Stated task.
Give the material once more, word for word, without any images.

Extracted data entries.
_ _ _ _ _ _ _

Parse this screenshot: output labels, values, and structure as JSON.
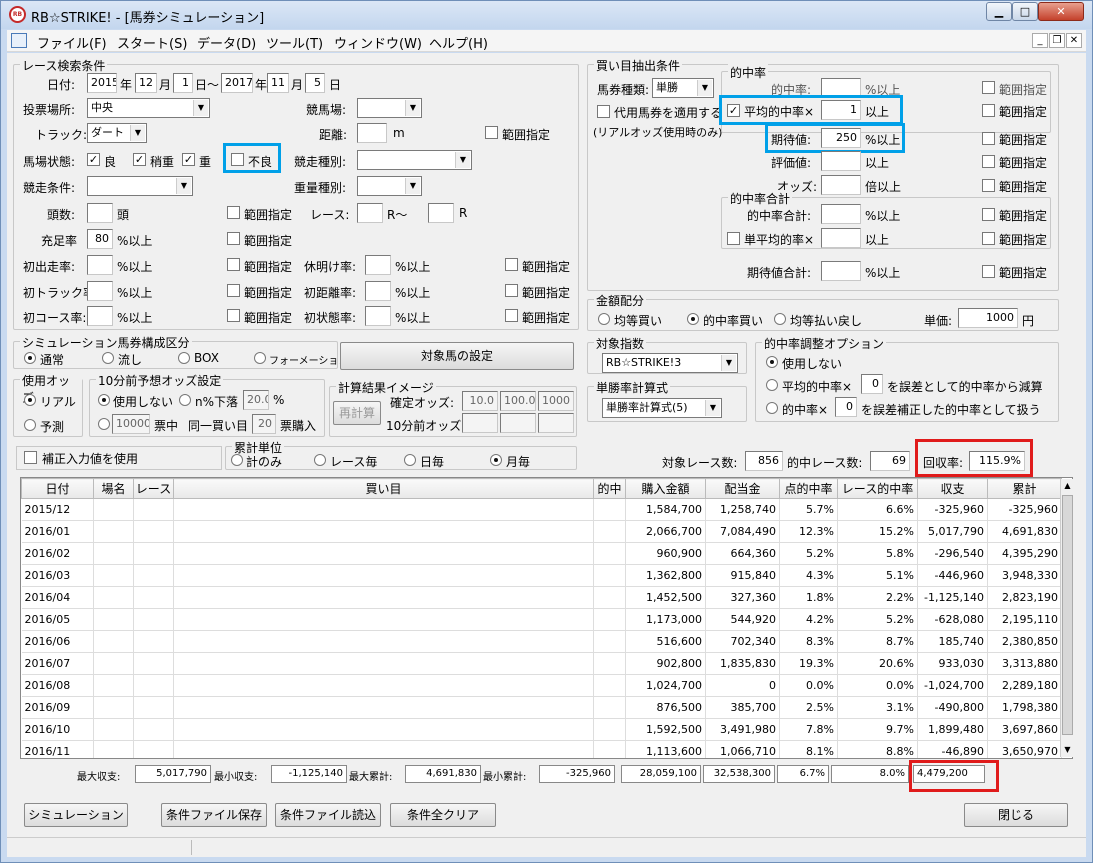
{
  "window": {
    "title": "RB☆STRIKE! - [馬券シミュレーション]",
    "logo": "RB"
  },
  "menu": {
    "file": "ファイル(F)",
    "start": "スタート(S)",
    "data": "データ(D)",
    "tool": "ツール(T)",
    "window": "ウィンドウ(W)",
    "help": "ヘルプ(H)"
  },
  "race": {
    "legend": "レース検索条件",
    "date_label": "日付:",
    "from_year": "2015",
    "from_month": "12",
    "from_day": "1",
    "to_year": "2017",
    "to_month": "11",
    "to_day": "5",
    "u_year": "年",
    "u_month": "月",
    "u_day_to": "日～",
    "u_day": "日",
    "venue_label": "投票場所:",
    "venue_value": "中央",
    "keibajo_label": "競馬場:",
    "track_label": "トラック:",
    "track_value": "ダート",
    "distance_label": "距離:",
    "distance_unit": "m",
    "range": "範囲指定",
    "baba_label": "馬場状態:",
    "baba_good": "良",
    "baba_yayaomo": "稍重",
    "baba_omo": "重",
    "baba_furyo": "不良",
    "kyoso_shubetsu_label": "競走種別:",
    "kyoso_joken_label": "競走条件:",
    "juryo_label": "重量種別:",
    "tosu_label": "頭数:",
    "tosu_unit": "頭",
    "race_label": "レース:",
    "race_from_unit": "R～",
    "race_to_unit": "R",
    "juten_label": "充足率",
    "juten_value": "80",
    "pct_over": "%以上",
    "shoshutsu_label": "初出走率:",
    "kyumei_label": "休明け率:",
    "shotrack_label": "初トラック率:",
    "shokyori_label": "初距離率:",
    "shocourse_label": "初コース率:",
    "shojotai_label": "初状態率:"
  },
  "buy": {
    "legend": "買い目抽出条件",
    "baken_label": "馬券種類:",
    "baken_value": "単勝",
    "daiyo_label": "代用馬券を適用する",
    "daiyo_note": "(リアルオッズ使用時のみ)",
    "tekichu_legend": "的中率",
    "tekichu_label": "的中率:",
    "pct_over": "%以上",
    "ijo": "以上",
    "avg_label": "平均的中率×",
    "avg_value": "1",
    "kitai_label": "期待値:",
    "kitai_value": "250",
    "hyoka_label": "評価値:",
    "odds_label": "オッズ:",
    "odds_unit": "倍以上",
    "range": "範囲指定",
    "goukei_legend": "的中率合計",
    "goukei_label": "的中率合計:",
    "tanheikin_label": "単平均的率×",
    "kitai_goukei_label": "期待値合計:"
  },
  "kingaku": {
    "legend": "金額配分",
    "opt1": "均等買い",
    "opt2": "的中率買い",
    "opt3": "均等払い戻し",
    "tanka_label": "単価:",
    "tanka_value": "1000",
    "tanka_unit": "円"
  },
  "shisu": {
    "legend": "対象指数",
    "value": "RB☆STRIKE!3"
  },
  "shoritsu": {
    "legend": "単勝率計算式",
    "value": "単勝率計算式(5)"
  },
  "tekichu_adj": {
    "legend": "的中率調整オプション",
    "opt1": "使用しない",
    "opt2a": "平均的中率×",
    "opt2_value": "0",
    "opt2b": "を誤差として的中率から減算",
    "opt3a": "的中率×",
    "opt3_value": "0",
    "opt3b": "を誤差補正した的中率として扱う"
  },
  "sim": {
    "legend": "シミュレーション馬券構成区分",
    "opt1": "通常",
    "opt2": "流し",
    "opt3": "BOX",
    "opt4": "フォーメーション",
    "target_button": "対象馬の設定"
  },
  "odds_use": {
    "legend": "使用オッズ",
    "opt1": "リアル",
    "opt2": "予測"
  },
  "odds10": {
    "legend": "10分前予想オッズ設定",
    "opt1": "使用しない",
    "opt2": "n%下落",
    "pct_value": "20.0",
    "pct": "%",
    "buy_value": "10000",
    "buy_unit": "票中",
    "same_label": "同一買い目",
    "same_value": "20",
    "same_unit": "票購入"
  },
  "calc": {
    "legend": "計算結果イメージ",
    "recalc": "再計算",
    "kakutei_label": "確定オッズ:",
    "k1": "10.0",
    "k2": "100.0",
    "k3": "1000",
    "min10_label": "10分前オッズ:"
  },
  "hosei": {
    "label": "補正入力値を使用"
  },
  "shukei": {
    "legend": "累計単位",
    "opt1": "計のみ",
    "opt2": "レース毎",
    "opt3": "日毎",
    "opt4": "月毎"
  },
  "stats": {
    "race_count_label": "対象レース数:",
    "race_count": "856",
    "hit_label": "的中レース数:",
    "hit_count": "69",
    "recovery_label": "回収率:",
    "recovery_value": "115.9%"
  },
  "table": {
    "headers": [
      "日付",
      "場名",
      "レース",
      "買い目",
      "的中",
      "購入金額",
      "配当金",
      "点的中率",
      "レース的中率",
      "収支",
      "累計"
    ],
    "rows": [
      [
        "2015/12",
        "",
        "",
        "",
        "",
        "1,584,700",
        "1,258,740",
        "5.7%",
        "6.6%",
        "-325,960",
        "-325,960"
      ],
      [
        "2016/01",
        "",
        "",
        "",
        "",
        "2,066,700",
        "7,084,490",
        "12.3%",
        "15.2%",
        "5,017,790",
        "4,691,830"
      ],
      [
        "2016/02",
        "",
        "",
        "",
        "",
        "960,900",
        "664,360",
        "5.2%",
        "5.8%",
        "-296,540",
        "4,395,290"
      ],
      [
        "2016/03",
        "",
        "",
        "",
        "",
        "1,362,800",
        "915,840",
        "4.3%",
        "5.1%",
        "-446,960",
        "3,948,330"
      ],
      [
        "2016/04",
        "",
        "",
        "",
        "",
        "1,452,500",
        "327,360",
        "1.8%",
        "2.2%",
        "-1,125,140",
        "2,823,190"
      ],
      [
        "2016/05",
        "",
        "",
        "",
        "",
        "1,173,000",
        "544,920",
        "4.2%",
        "5.2%",
        "-628,080",
        "2,195,110"
      ],
      [
        "2016/06",
        "",
        "",
        "",
        "",
        "516,600",
        "702,340",
        "8.3%",
        "8.7%",
        "185,740",
        "2,380,850"
      ],
      [
        "2016/07",
        "",
        "",
        "",
        "",
        "902,800",
        "1,835,830",
        "19.3%",
        "20.6%",
        "933,030",
        "3,313,880"
      ],
      [
        "2016/08",
        "",
        "",
        "",
        "",
        "1,024,700",
        "0",
        "0.0%",
        "0.0%",
        "-1,024,700",
        "2,289,180"
      ],
      [
        "2016/09",
        "",
        "",
        "",
        "",
        "876,500",
        "385,700",
        "2.5%",
        "3.1%",
        "-490,800",
        "1,798,380"
      ],
      [
        "2016/10",
        "",
        "",
        "",
        "",
        "1,592,500",
        "3,491,980",
        "7.8%",
        "9.7%",
        "1,899,480",
        "3,697,860"
      ],
      [
        "2016/11",
        "",
        "",
        "",
        "",
        "1,113,600",
        "1,066,710",
        "8.1%",
        "8.8%",
        "-46,890",
        "3,650,970"
      ]
    ]
  },
  "summary": {
    "max_shushi_label": "最大収支:",
    "max_shushi": "5,017,790",
    "min_shushi_label": "最小収支:",
    "min_shushi": "-1,125,140",
    "max_ruikei_label": "最大累計:",
    "max_ruikei": "4,691,830",
    "min_ruikei_label": "最小累計:",
    "min_ruikei": "-325,960",
    "total_buy": "28,059,100",
    "total_payout": "32,538,300",
    "total_ten": "6.7%",
    "total_race": "8.0%",
    "total_shushi": "4,479,200"
  },
  "buttons": {
    "simulate": "シミュレーション",
    "save": "条件ファイル保存",
    "load": "条件ファイル読込",
    "clear": "条件全クリア",
    "close": "閉じる"
  }
}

_ _ _ _ _ _ _

Exercise response.
Parse this screenshot: output labels, values, and structure as JSON.
{
  "window": {
    "title": "RB☆STRIKE! - [馬券シミュレーション]",
    "logo": "RB"
  },
  "menu": {
    "file": "ファイル(F)",
    "start": "スタート(S)",
    "data": "データ(D)",
    "tool": "ツール(T)",
    "window": "ウィンドウ(W)",
    "help": "ヘルプ(H)"
  },
  "race": {
    "legend": "レース検索条件",
    "date_label": "日付:",
    "from_year": "2015",
    "from_month": "12",
    "from_day": "1",
    "to_year": "2017",
    "to_month": "11",
    "to_day": "5",
    "u_year": "年",
    "u_month": "月",
    "u_day_to": "日～",
    "u_day": "日",
    "venue_label": "投票場所:",
    "venue_value": "中央",
    "keibajo_label": "競馬場:",
    "track_label": "トラック:",
    "track_value": "ダート",
    "distance_label": "距離:",
    "distance_unit": "m",
    "range": "範囲指定",
    "baba_label": "馬場状態:",
    "baba_good": "良",
    "baba_yayaomo": "稍重",
    "baba_omo": "重",
    "baba_furyo": "不良",
    "kyoso_shubetsu_label": "競走種別:",
    "kyoso_joken_label": "競走条件:",
    "juryo_label": "重量種別:",
    "tosu_label": "頭数:",
    "tosu_unit": "頭",
    "race_label": "レース:",
    "race_from_unit": "R～",
    "race_to_unit": "R",
    "juten_label": "充足率",
    "juten_value": "80",
    "pct_over": "%以上",
    "shoshutsu_label": "初出走率:",
    "kyumei_label": "休明け率:",
    "shotrack_label": "初トラック率:",
    "shokyori_label": "初距離率:",
    "shocourse_label": "初コース率:",
    "shojotai_label": "初状態率:"
  },
  "buy": {
    "legend": "買い目抽出条件",
    "baken_label": "馬券種類:",
    "baken_value": "単勝",
    "daiyo_label": "代用馬券を適用する",
    "daiyo_note": "(リアルオッズ使用時のみ)",
    "tekichu_legend": "的中率",
    "tekichu_label": "的中率:",
    "pct_over": "%以上",
    "ijo": "以上",
    "avg_label": "平均的中率×",
    "avg_value": "1",
    "kitai_label": "期待値:",
    "kitai_value": "250",
    "hyoka_label": "評価値:",
    "odds_label": "オッズ:",
    "odds_unit": "倍以上",
    "range": "範囲指定",
    "goukei_legend": "的中率合計",
    "goukei_label": "的中率合計:",
    "tanheikin_label": "単平均的率×",
    "kitai_goukei_label": "期待値合計:"
  },
  "kingaku": {
    "legend": "金額配分",
    "opt1": "均等買い",
    "opt2": "的中率買い",
    "opt3": "均等払い戻し",
    "tanka_label": "単価:",
    "tanka_value": "1000",
    "tanka_unit": "円"
  },
  "shisu": {
    "legend": "対象指数",
    "value": "RB☆STRIKE!3"
  },
  "shoritsu": {
    "legend": "単勝率計算式",
    "value": "単勝率計算式(5)"
  },
  "tekichu_adj": {
    "legend": "的中率調整オプション",
    "opt1": "使用しない",
    "opt2a": "平均的中率×",
    "opt2_value": "0",
    "opt2b": "を誤差として的中率から減算",
    "opt3a": "的中率×",
    "opt3_value": "0",
    "opt3b": "を誤差補正した的中率として扱う"
  },
  "sim": {
    "legend": "シミュレーション馬券構成区分",
    "opt1": "通常",
    "opt2": "流し",
    "opt3": "BOX",
    "opt4": "フォーメーション",
    "target_button": "対象馬の設定"
  },
  "odds_use": {
    "legend": "使用オッズ",
    "opt1": "リアル",
    "opt2": "予測"
  },
  "odds10": {
    "legend": "10分前予想オッズ設定",
    "opt1": "使用しない",
    "opt2": "n%下落",
    "pct_value": "20.0",
    "pct": "%",
    "buy_value": "10000",
    "buy_unit": "票中",
    "same_label": "同一買い目",
    "same_value": "20",
    "same_unit": "票購入"
  },
  "calc": {
    "legend": "計算結果イメージ",
    "recalc": "再計算",
    "kakutei_label": "確定オッズ:",
    "k1": "10.0",
    "k2": "100.0",
    "k3": "1000",
    "min10_label": "10分前オッズ:"
  },
  "hosei": {
    "label": "補正入力値を使用"
  },
  "shukei": {
    "legend": "累計単位",
    "opt1": "計のみ",
    "opt2": "レース毎",
    "opt3": "日毎",
    "opt4": "月毎"
  },
  "stats": {
    "race_count_label": "対象レース数:",
    "race_count": "856",
    "hit_label": "的中レース数:",
    "hit_count": "69",
    "recovery_label": "回収率:",
    "recovery_value": "115.9%"
  },
  "table": {
    "headers": [
      "日付",
      "場名",
      "レース",
      "買い目",
      "的中",
      "購入金額",
      "配当金",
      "点的中率",
      "レース的中率",
      "収支",
      "累計"
    ],
    "rows": [
      [
        "2015/12",
        "",
        "",
        "",
        "",
        "1,584,700",
        "1,258,740",
        "5.7%",
        "6.6%",
        "-325,960",
        "-325,960"
      ],
      [
        "2016/01",
        "",
        "",
        "",
        "",
        "2,066,700",
        "7,084,490",
        "12.3%",
        "15.2%",
        "5,017,790",
        "4,691,830"
      ],
      [
        "2016/02",
        "",
        "",
        "",
        "",
        "960,900",
        "664,360",
        "5.2%",
        "5.8%",
        "-296,540",
        "4,395,290"
      ],
      [
        "2016/03",
        "",
        "",
        "",
        "",
        "1,362,800",
        "915,840",
        "4.3%",
        "5.1%",
        "-446,960",
        "3,948,330"
      ],
      [
        "2016/04",
        "",
        "",
        "",
        "",
        "1,452,500",
        "327,360",
        "1.8%",
        "2.2%",
        "-1,125,140",
        "2,823,190"
      ],
      [
        "2016/05",
        "",
        "",
        "",
        "",
        "1,173,000",
        "544,920",
        "4.2%",
        "5.2%",
        "-628,080",
        "2,195,110"
      ],
      [
        "2016/06",
        "",
        "",
        "",
        "",
        "516,600",
        "702,340",
        "8.3%",
        "8.7%",
        "185,740",
        "2,380,850"
      ],
      [
        "2016/07",
        "",
        "",
        "",
        "",
        "902,800",
        "1,835,830",
        "19.3%",
        "20.6%",
        "933,030",
        "3,313,880"
      ],
      [
        "2016/08",
        "",
        "",
        "",
        "",
        "1,024,700",
        "0",
        "0.0%",
        "0.0%",
        "-1,024,700",
        "2,289,180"
      ],
      [
        "2016/09",
        "",
        "",
        "",
        "",
        "876,500",
        "385,700",
        "2.5%",
        "3.1%",
        "-490,800",
        "1,798,380"
      ],
      [
        "2016/10",
        "",
        "",
        "",
        "",
        "1,592,500",
        "3,491,980",
        "7.8%",
        "9.7%",
        "1,899,480",
        "3,697,860"
      ],
      [
        "2016/11",
        "",
        "",
        "",
        "",
        "1,113,600",
        "1,066,710",
        "8.1%",
        "8.8%",
        "-46,890",
        "3,650,970"
      ]
    ]
  },
  "summary": {
    "max_shushi_label": "最大収支:",
    "max_shushi": "5,017,790",
    "min_shushi_label": "最小収支:",
    "min_shushi": "-1,125,140",
    "max_ruikei_label": "最大累計:",
    "max_ruikei": "4,691,830",
    "min_ruikei_label": "最小累計:",
    "min_ruikei": "-325,960",
    "total_buy": "28,059,100",
    "total_payout": "32,538,300",
    "total_ten": "6.7%",
    "total_race": "8.0%",
    "total_shushi": "4,479,200"
  },
  "buttons": {
    "simulate": "シミュレーション",
    "save": "条件ファイル保存",
    "load": "条件ファイル読込",
    "clear": "条件全クリア",
    "close": "閉じる"
  }
}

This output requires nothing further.